━━ RECORDS TO PROCESS

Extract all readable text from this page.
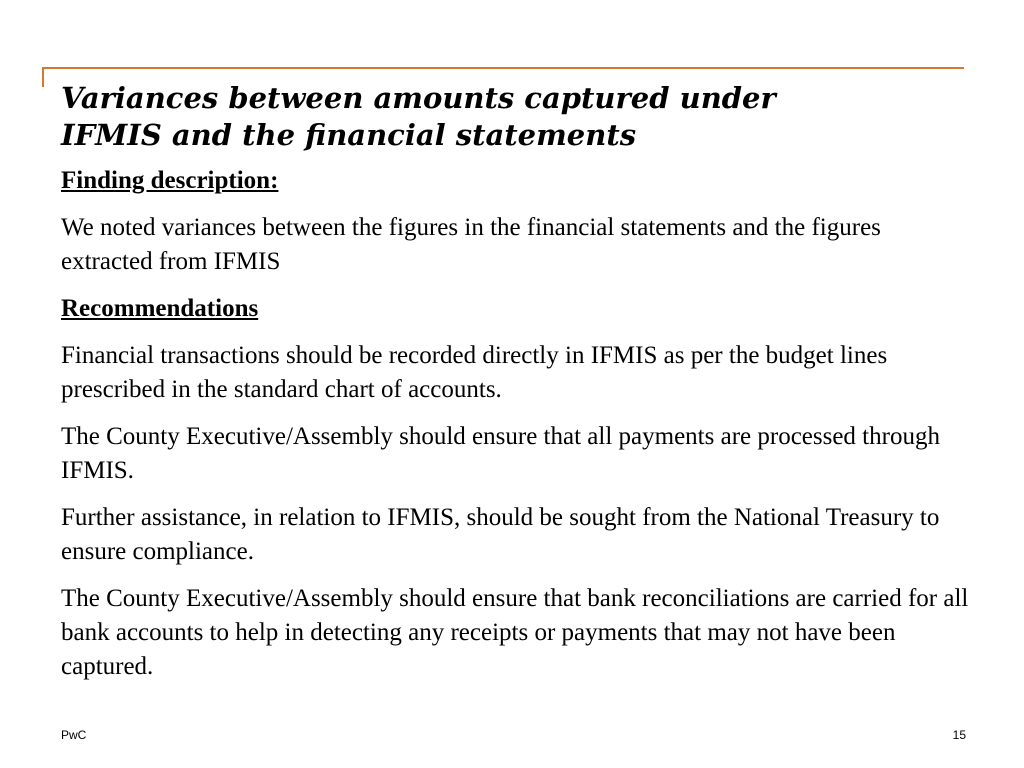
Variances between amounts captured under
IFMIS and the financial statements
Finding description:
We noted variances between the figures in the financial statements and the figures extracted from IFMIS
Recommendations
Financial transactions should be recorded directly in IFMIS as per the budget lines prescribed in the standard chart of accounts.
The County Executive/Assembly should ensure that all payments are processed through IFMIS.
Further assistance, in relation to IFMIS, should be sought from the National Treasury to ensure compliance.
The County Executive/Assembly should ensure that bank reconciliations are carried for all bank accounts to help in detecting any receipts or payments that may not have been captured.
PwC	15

━━━━

• _SHORT PROBLEM_: Quote the listing above in full, except for the pictures.

• _WORKED ANSWER_:
Extract all readable text from this page.
Variances between amounts captured under
IFMIS and the financial statements
Finding description:
We noted variances between the figures in the financial statements and the figures extracted from IFMIS
Recommendations
Financial transactions should be recorded directly in IFMIS as per the budget lines prescribed in the standard chart of accounts.
The County Executive/Assembly should ensure that all payments are processed through IFMIS.
Further assistance, in relation to IFMIS, should be sought from the National Treasury to ensure compliance.
The County Executive/Assembly should ensure that bank reconciliations are carried for all bank accounts to help in detecting any receipts or payments that may not have been captured.
PwC	15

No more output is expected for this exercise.